Each line that holds the word "email" counts once; give the total number of such lines and nothing else.

◇ ◇ ◇

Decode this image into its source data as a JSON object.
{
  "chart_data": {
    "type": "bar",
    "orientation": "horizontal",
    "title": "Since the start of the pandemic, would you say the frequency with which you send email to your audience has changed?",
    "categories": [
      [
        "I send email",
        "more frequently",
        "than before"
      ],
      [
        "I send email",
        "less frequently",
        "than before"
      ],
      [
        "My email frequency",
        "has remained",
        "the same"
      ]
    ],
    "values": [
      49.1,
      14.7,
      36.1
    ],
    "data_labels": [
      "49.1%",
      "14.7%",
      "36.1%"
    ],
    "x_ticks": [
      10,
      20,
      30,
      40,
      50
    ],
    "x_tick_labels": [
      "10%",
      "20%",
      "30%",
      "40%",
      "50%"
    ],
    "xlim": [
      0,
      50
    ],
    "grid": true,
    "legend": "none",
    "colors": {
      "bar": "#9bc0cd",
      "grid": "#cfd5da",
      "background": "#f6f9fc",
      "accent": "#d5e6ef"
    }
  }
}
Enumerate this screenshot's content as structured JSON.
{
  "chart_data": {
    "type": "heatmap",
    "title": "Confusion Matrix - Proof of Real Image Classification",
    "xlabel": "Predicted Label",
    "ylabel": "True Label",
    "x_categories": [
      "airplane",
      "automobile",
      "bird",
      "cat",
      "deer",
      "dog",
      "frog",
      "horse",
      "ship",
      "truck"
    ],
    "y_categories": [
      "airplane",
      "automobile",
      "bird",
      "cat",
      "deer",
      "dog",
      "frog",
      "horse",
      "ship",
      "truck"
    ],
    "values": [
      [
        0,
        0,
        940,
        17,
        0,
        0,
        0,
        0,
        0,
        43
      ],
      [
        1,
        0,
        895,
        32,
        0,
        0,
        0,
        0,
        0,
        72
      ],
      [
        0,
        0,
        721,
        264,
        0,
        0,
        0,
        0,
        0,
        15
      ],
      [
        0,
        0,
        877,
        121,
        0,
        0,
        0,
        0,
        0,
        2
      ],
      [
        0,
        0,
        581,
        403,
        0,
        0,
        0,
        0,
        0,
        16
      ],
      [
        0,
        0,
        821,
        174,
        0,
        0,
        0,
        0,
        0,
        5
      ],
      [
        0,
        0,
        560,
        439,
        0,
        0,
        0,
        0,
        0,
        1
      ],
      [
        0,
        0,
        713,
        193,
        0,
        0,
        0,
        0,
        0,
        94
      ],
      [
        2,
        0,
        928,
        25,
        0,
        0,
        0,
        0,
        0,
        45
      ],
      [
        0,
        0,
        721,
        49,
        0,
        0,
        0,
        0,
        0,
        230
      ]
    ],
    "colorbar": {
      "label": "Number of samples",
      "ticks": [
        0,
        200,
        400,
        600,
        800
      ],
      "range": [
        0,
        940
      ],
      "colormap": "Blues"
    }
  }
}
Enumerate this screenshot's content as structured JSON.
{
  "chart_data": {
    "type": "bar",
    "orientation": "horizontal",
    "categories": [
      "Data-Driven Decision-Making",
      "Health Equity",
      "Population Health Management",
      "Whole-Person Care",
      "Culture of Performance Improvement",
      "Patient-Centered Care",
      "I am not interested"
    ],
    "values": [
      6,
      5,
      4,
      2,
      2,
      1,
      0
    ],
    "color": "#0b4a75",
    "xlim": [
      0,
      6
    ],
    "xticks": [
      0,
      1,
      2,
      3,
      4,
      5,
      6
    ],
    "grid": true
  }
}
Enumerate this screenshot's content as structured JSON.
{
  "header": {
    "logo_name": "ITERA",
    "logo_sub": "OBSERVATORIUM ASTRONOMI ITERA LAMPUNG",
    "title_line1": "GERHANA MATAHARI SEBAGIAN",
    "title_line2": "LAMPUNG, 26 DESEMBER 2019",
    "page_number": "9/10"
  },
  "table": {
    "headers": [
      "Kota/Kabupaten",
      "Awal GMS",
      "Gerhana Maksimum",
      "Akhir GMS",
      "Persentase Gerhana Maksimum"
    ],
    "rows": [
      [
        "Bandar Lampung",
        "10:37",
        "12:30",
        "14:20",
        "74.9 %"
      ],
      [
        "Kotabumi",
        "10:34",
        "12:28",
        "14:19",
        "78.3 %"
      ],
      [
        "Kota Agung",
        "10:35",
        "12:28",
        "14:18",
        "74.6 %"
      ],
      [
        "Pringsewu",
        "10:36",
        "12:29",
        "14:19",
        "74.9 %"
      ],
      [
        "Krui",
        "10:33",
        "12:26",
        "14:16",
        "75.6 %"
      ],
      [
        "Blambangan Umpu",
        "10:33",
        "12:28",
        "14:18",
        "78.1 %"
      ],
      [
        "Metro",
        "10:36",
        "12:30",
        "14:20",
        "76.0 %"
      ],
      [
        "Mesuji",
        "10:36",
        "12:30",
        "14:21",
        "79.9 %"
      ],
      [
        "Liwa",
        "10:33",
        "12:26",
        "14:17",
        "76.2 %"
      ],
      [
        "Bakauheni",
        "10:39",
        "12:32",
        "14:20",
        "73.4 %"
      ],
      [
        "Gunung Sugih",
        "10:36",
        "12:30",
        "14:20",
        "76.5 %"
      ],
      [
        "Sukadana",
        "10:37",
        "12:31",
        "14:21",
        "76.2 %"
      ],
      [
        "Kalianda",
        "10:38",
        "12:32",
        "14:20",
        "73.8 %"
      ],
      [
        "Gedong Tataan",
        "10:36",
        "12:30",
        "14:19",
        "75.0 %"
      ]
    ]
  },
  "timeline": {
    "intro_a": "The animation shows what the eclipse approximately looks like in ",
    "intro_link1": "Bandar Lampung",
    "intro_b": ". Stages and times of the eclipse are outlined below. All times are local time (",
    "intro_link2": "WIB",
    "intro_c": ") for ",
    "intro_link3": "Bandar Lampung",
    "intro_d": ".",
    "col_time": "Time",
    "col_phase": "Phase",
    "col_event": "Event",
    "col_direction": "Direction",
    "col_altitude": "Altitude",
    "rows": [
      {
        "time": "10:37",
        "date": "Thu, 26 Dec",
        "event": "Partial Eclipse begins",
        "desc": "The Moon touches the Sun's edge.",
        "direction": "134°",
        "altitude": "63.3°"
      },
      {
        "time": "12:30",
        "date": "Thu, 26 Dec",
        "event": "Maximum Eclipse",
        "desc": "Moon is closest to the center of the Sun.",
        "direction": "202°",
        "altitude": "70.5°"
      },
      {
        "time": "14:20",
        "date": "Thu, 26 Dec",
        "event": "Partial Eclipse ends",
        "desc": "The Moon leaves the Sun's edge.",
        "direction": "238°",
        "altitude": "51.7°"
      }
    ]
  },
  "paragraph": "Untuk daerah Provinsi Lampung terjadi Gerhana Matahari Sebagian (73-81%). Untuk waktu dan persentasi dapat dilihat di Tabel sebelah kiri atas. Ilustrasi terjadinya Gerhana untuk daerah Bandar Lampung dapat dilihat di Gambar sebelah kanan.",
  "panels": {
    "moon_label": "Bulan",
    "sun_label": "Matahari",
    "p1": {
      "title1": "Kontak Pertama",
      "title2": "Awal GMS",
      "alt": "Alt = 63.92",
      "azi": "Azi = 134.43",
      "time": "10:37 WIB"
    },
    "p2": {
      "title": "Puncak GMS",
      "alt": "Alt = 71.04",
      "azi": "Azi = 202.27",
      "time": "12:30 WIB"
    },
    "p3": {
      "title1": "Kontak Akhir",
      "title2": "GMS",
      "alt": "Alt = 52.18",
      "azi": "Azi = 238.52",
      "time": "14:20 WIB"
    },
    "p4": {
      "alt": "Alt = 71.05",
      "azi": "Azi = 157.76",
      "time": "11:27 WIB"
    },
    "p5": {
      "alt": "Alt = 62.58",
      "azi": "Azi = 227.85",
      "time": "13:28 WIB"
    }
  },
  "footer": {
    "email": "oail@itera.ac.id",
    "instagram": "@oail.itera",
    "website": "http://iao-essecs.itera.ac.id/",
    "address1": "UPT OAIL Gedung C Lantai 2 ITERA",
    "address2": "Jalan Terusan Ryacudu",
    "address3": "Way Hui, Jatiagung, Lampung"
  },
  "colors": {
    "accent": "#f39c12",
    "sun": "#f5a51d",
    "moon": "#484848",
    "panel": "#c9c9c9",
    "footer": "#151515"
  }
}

◇ ◇ ◇

§ SOLUTION TO THE EXERCISE
5